(begin)

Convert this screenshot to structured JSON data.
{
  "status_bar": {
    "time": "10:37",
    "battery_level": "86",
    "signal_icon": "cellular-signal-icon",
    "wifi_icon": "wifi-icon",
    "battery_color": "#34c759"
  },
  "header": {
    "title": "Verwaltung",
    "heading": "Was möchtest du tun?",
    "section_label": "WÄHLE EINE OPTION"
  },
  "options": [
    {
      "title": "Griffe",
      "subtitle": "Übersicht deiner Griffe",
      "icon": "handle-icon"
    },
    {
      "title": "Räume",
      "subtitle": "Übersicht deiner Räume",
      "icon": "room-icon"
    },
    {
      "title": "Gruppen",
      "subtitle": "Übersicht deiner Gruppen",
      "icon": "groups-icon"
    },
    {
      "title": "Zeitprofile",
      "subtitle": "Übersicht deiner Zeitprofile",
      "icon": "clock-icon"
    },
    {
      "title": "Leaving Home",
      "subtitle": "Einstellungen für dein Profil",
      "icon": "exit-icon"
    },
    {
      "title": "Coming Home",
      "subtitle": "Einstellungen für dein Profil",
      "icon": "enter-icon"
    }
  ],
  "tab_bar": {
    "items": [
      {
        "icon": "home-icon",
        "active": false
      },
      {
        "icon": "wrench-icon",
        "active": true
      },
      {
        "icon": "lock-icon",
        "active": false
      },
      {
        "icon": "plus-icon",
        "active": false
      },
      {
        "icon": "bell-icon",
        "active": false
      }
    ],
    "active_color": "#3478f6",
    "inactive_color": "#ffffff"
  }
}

(end)

## To do
Retype every entry above, word for word.

## Response for this exercise
Convert this screenshot to structured JSON data.
{
  "status_bar": {
    "time": "10:37",
    "battery_level": "86",
    "signal_icon": "cellular-signal-icon",
    "wifi_icon": "wifi-icon",
    "battery_color": "#34c759"
  },
  "header": {
    "title": "Verwaltung",
    "heading": "Was möchtest du tun?",
    "section_label": "WÄHLE EINE OPTION"
  },
  "options": [
    {
      "title": "Griffe",
      "subtitle": "Übersicht deiner Griffe",
      "icon": "handle-icon"
    },
    {
      "title": "Räume",
      "subtitle": "Übersicht deiner Räume",
      "icon": "room-icon"
    },
    {
      "title": "Gruppen",
      "subtitle": "Übersicht deiner Gruppen",
      "icon": "groups-icon"
    },
    {
      "title": "Zeitprofile",
      "subtitle": "Übersicht deiner Zeitprofile",
      "icon": "clock-icon"
    },
    {
      "title": "Leaving Home",
      "subtitle": "Einstellungen für dein Profil",
      "icon": "exit-icon"
    },
    {
      "title": "Coming Home",
      "subtitle": "Einstellungen für dein Profil",
      "icon": "enter-icon"
    }
  ],
  "tab_bar": {
    "items": [
      {
        "icon": "home-icon",
        "active": false
      },
      {
        "icon": "wrench-icon",
        "active": true
      },
      {
        "icon": "lock-icon",
        "active": false
      },
      {
        "icon": "plus-icon",
        "active": false
      },
      {
        "icon": "bell-icon",
        "active": false
      }
    ],
    "active_color": "#3478f6",
    "inactive_color": "#ffffff"
  }
}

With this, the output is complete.